*The records*.
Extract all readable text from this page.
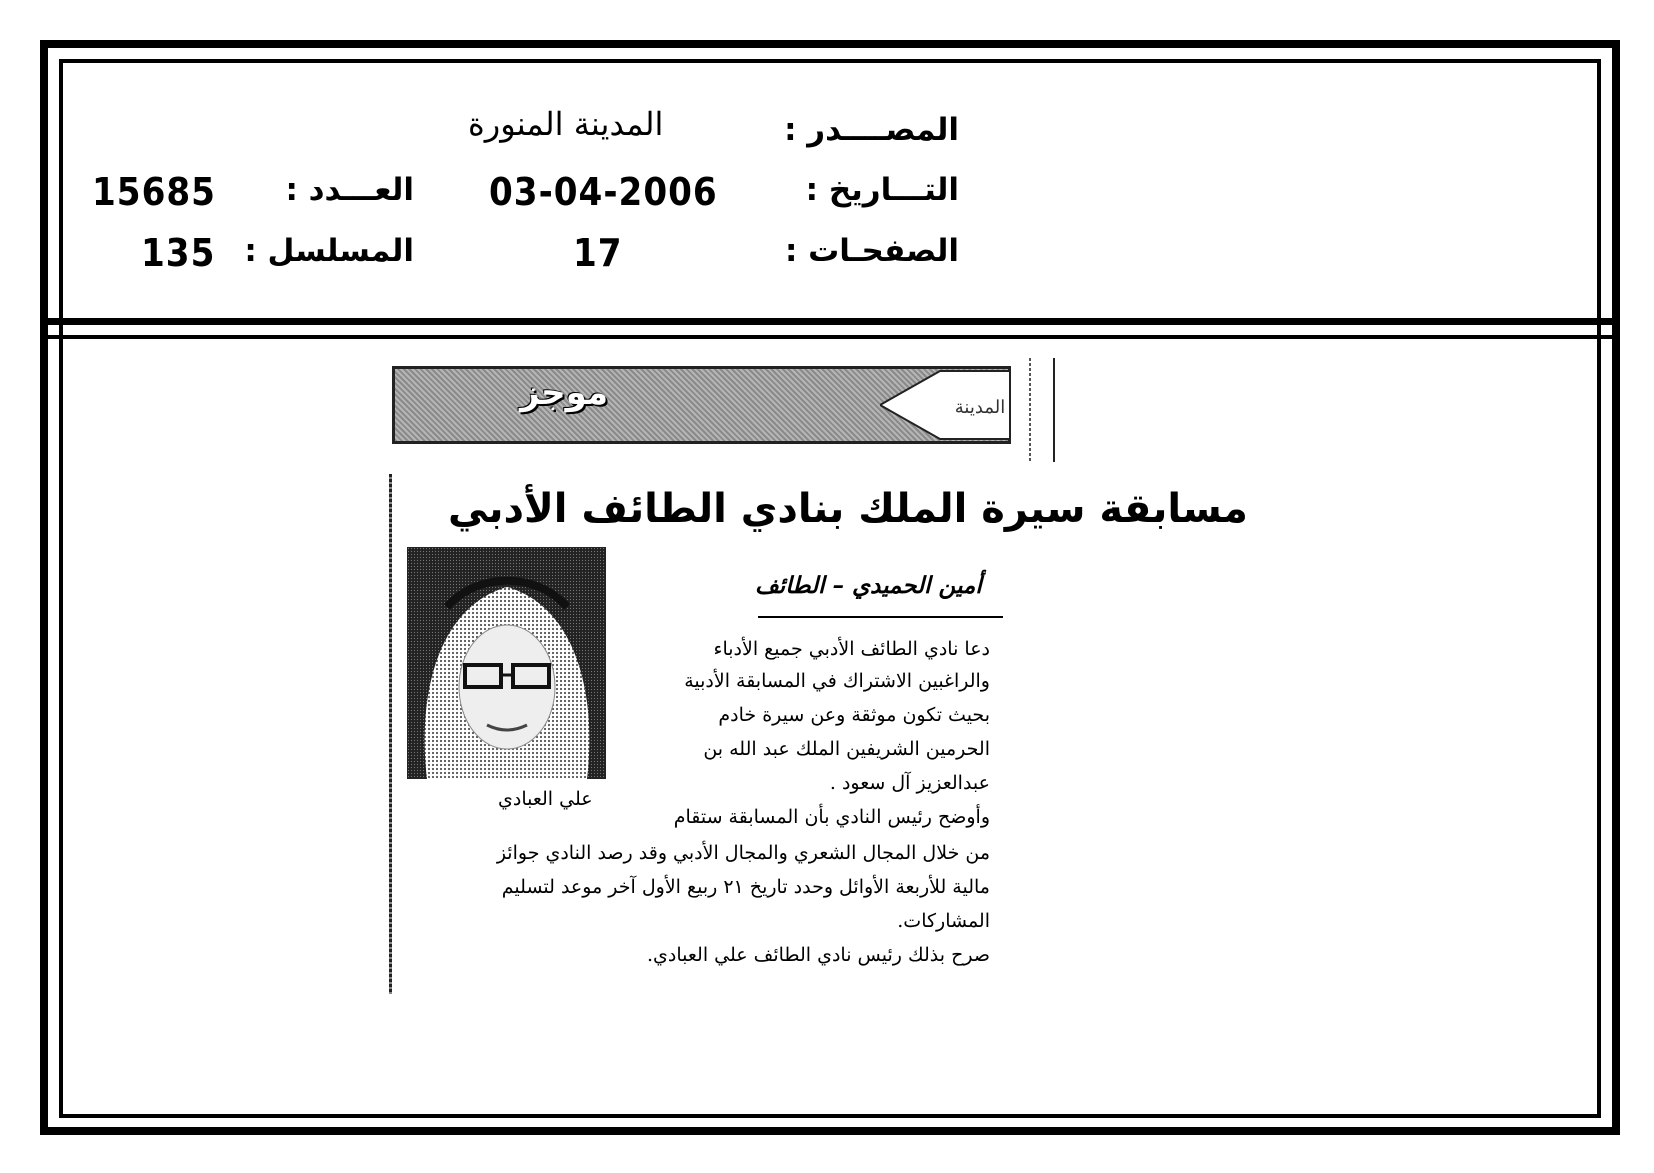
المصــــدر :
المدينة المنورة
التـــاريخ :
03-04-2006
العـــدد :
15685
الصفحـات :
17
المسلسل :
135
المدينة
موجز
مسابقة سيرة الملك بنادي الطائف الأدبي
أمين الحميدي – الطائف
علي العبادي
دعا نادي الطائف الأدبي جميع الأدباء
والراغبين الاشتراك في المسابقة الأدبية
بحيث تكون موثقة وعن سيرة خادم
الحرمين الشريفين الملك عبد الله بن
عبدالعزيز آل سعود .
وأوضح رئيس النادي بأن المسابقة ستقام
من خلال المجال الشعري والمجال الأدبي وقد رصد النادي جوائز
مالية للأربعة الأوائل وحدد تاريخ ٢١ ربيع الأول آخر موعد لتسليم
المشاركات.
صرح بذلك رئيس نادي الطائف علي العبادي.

* * *

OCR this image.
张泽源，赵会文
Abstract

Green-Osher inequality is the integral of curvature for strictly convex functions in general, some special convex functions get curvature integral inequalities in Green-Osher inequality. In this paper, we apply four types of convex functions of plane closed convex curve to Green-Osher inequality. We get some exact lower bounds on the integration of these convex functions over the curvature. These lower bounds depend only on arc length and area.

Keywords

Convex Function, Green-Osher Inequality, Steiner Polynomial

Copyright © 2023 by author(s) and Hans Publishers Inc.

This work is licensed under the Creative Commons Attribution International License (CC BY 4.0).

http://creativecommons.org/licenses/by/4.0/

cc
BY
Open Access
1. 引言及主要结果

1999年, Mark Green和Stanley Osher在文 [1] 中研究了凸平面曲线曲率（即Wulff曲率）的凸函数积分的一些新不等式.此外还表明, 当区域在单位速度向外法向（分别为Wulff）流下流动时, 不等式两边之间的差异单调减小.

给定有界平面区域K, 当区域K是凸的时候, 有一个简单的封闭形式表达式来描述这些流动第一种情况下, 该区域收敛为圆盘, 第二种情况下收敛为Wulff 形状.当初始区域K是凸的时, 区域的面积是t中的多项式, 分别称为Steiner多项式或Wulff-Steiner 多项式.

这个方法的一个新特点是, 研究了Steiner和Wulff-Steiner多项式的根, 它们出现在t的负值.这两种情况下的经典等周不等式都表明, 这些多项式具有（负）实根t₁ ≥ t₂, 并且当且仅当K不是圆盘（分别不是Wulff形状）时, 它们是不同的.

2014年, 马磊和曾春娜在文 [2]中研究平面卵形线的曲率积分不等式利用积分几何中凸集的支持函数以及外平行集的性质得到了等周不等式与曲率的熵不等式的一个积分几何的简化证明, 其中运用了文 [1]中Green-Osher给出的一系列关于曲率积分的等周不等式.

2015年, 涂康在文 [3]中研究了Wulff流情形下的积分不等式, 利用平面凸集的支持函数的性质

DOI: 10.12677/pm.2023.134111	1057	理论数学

*Stated goal*. Using the listing above, state the number of lines that hold "سيرة", with no other text.

*Solution for this task*. 2